Article:
Mueller also contends that the photographs are highly prejudicial because “[t]he
natural inclination when viewing such a photo is to feel deep sympathy for Watt’s father
over his pain and loss.” (Appellant’s Br. p. 18). While we recognize that the “perpetrators
of such acts are not entitled to have their deeds completely sanitized when evidence is
submitted to a jury[,]” we find that the juxtaposition of the photographs of Watt as a healthy
young adult with the pictures of his slain body could have elicited an emotional response
from the jury. Shelton v. State, 490 N.E.2d 738, 743 (Ind. 1986). Nevertheless, we find
that any resulting prejudice from the admission of the State’s Exhibits 56 and 120 did not
inhibit Mueller’s right to a fair trial or due process. See Pittman, 885 N.E.2d at 1256.
Based on the testimony from three eyewitnesses that Mueller shot Watt, along with the
evidence describing Mueller’s conduct before and after Watt’s murder, we find it
improbable that the admission of the State’s Exhibits 56 and 120 impacted the jury’s
verdict. Accordingly, any error would be harmless and not fundamental.2
B. Pending Charges of Witness/Co-Conspirator
Mueller argues that the trial court violated his Sixth Amendment right to confront
the witnesses against him by excluding evidence of Bell’s pending criminal charges.
Pursuant to Indiana Evidence Rule 609, evidence of prior criminal convictions is
admissible, subject to certain limitations, to impeach a witness’ credibility. Charges that
2
Finding no error in the admission of any single photograph, we do not address Mueller’s cumulative
error argument.
11
have not been reduced to convictions are generally not admissible to impeach a witness.
Becker v. State, 695 N.E.2d 968, 973 (Ind. Ct. App. 1998).

Given data:
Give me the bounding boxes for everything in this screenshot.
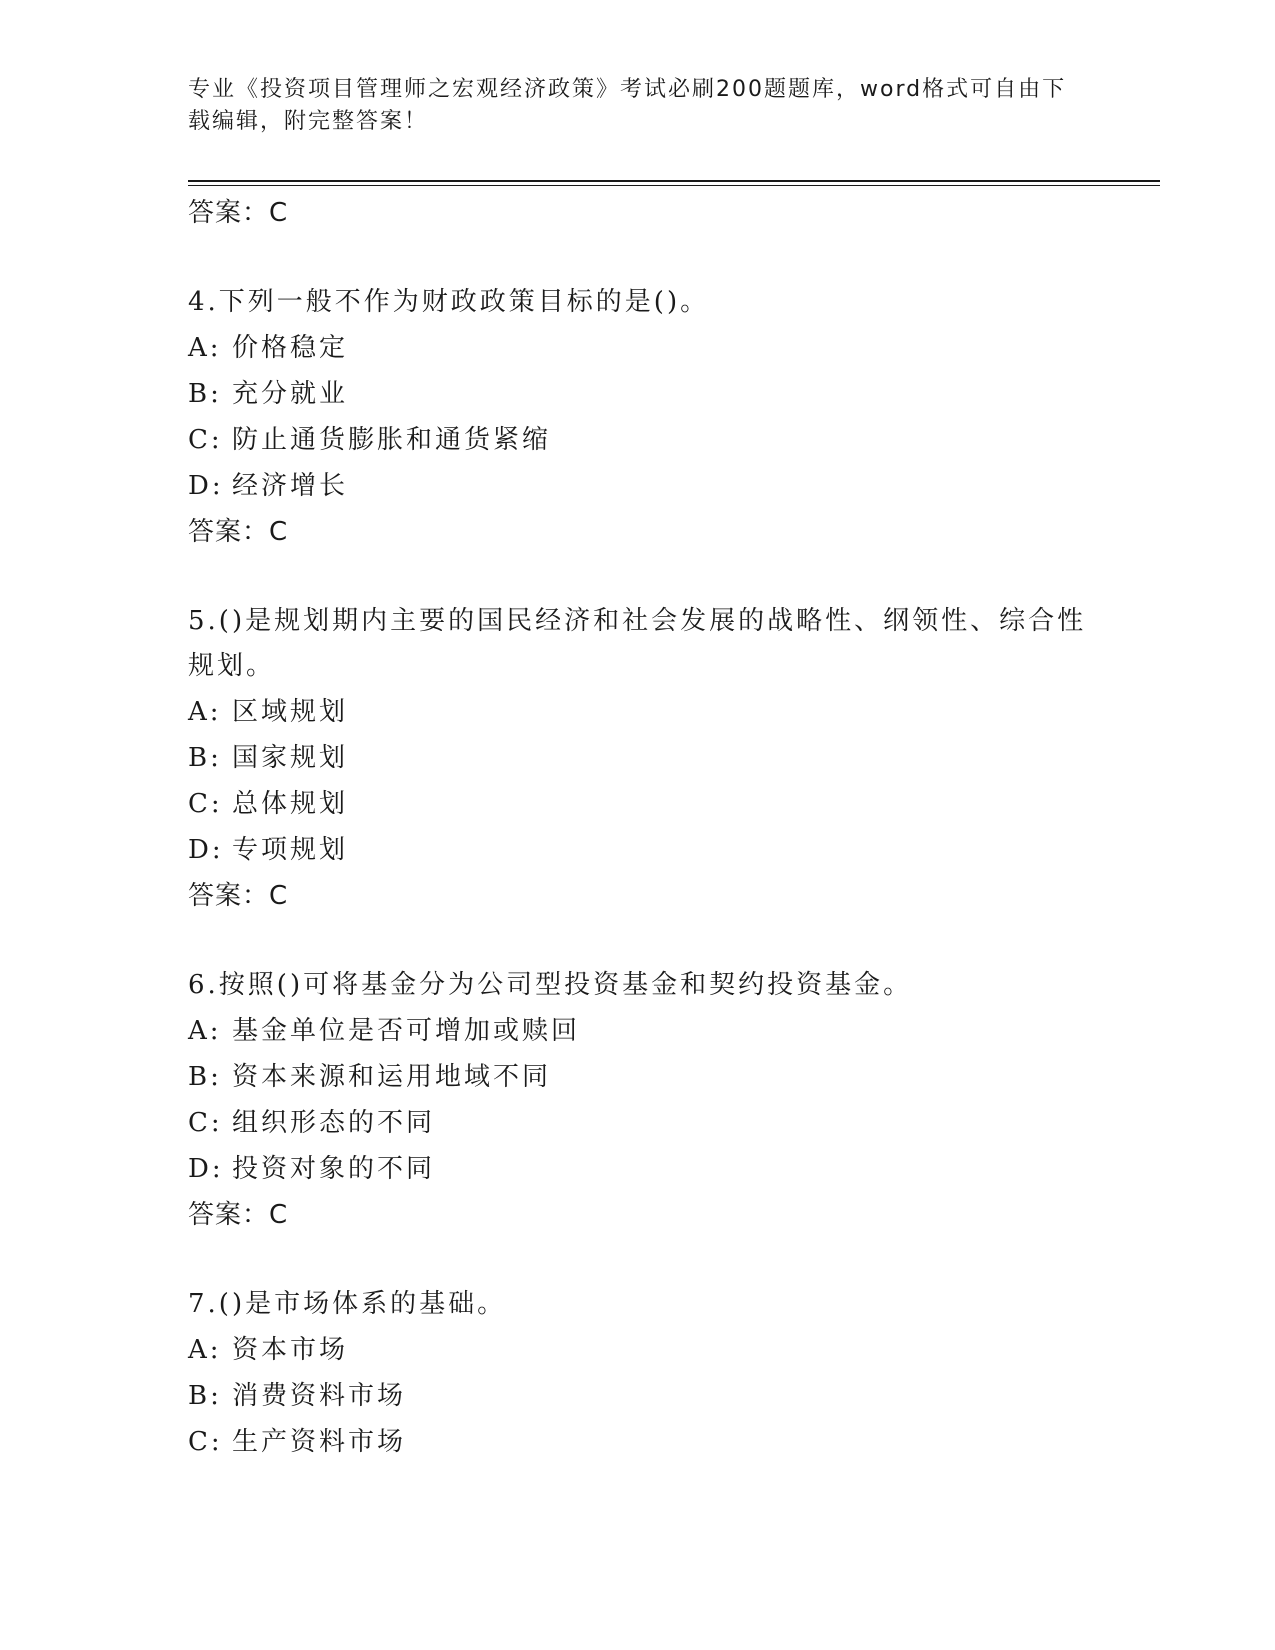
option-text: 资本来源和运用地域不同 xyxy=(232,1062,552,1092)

Given problem 1:
Under which rule in the court opinion is evidence of prior criminal convictions admissible to impeach a witness' credibility?
Given problem 2:
Return the court opinion's text from "Based on the" to "error argument.", word for word.
Given problem 3:
Resume the court opinion on Mueller's appeal after its last sentence.
The lines have nothing to do with the court opinion.

Final answer 1:
Indiana Evidence Rule 609.

Final answer 2:
Based on the testimony from three eyewitnesses that Mueller shot Watt, along with the
evidence describing Mueller’s conduct before and after Watt’s murder, we find it
improbable that the admission of the State’s Exhibits 56 and 120 impacted the jury’s
verdict. Accordingly, any error would be harmless and not fundamental.2
B. Pending Charges of Witness/Co-Conspirator
Mueller argues that the trial court violated his Sixth Amendment right to confront
the witnesses against him by excluding evidence of Bell’s pending criminal charges.
Pursuant to Indiana Evidence Rule 609, evidence of prior criminal convictions is
admissible, subject to certain limitations, to impeach a witness’ credibility. Charges that
2
Finding no error in the admission of any single photograph, we do not address Mueller’s cumulative
error argument.

Final answer 3:
In this case, the trial court permitted Mueller to introduce evidence of Bell’s pending
charges for murder and conspiracy to commit robbery, which arose from the same
underlying events as Mueller’s case. However, the trial court denied admission of Bell’s
convictions and pending charges in ten other cases. Mueller now claims that the trial court
abused its discretion by excluding the pending charges in two of those cases, which include
failure to appear, burglary, theft, and habitual offender charges. By excluding evidence of
Bell’s pending charges, Mueller maintains that the trial court precluded him from
“prob[ing] Bell’s involvement in the murder and [] expos[ing] why he would want to
implicate Mueller during his testimony.” (Appellant’s Br. p. 23).
“[O]ne of the fundamental rights of our criminal justice system” is the right to cross-
examine witnesses pursuant to the Sixth Amendment to the United States Constitution.
Smith v. State, 721 N.E.2d 213, 218-19 (Ind. 1999). The right of cross-examination is
realized if the defendant has an opportunity to elicit matters such as a witness’ bias. Jarrell
v. State, 852 N.E.2d 1022, 1027 (Ind. Ct. App. 2006). The Sixth Amendment “guarantees
an opportunity for effective cross-examination, not cross-examination that is effective in
whatever way, and to whatever extent, the defense might wish.” Delaware v. Fensterer,
474 U.S. 15, 20 (1985) (per curiam). A violation of this right will not warrant a new trial
where the error is harmless. Smith, 721 N.E.2d at 219. In order to ascertain whether an
error is harmless, courts consider numerous factors, “including the strength of the
prosecution’s case, and the importance of the witness’ testimony, whether the testimony
12
was corroborated, the cross-examination that did occur, and whether the witness’ testimony
was repetitive.” Id.
Evidence Rule 609 precludes impeachment of a witness with evidence of pending
charges, but “[t]he questioning of witness bias presents a different set of issues, and
pending charges that are the basis of an arrangement with the witness are a proper subject
of cross-examination.” Id. Mueller relies on Smith v. State, 721 N.E.2d at 219, where our
supreme court held it was an abuse of discretion for the trial court to prohibit the defendant
from questioning a witness “about her pending charges and any possible bias.” The Smith
court also found that it exceeded harmless error for the trial court to deny the defendant the
right to question another witness about his pending charges and his arrangement with the
prosecutor. Id. at 220. We find Smith to be sufficiently distinct from the present case.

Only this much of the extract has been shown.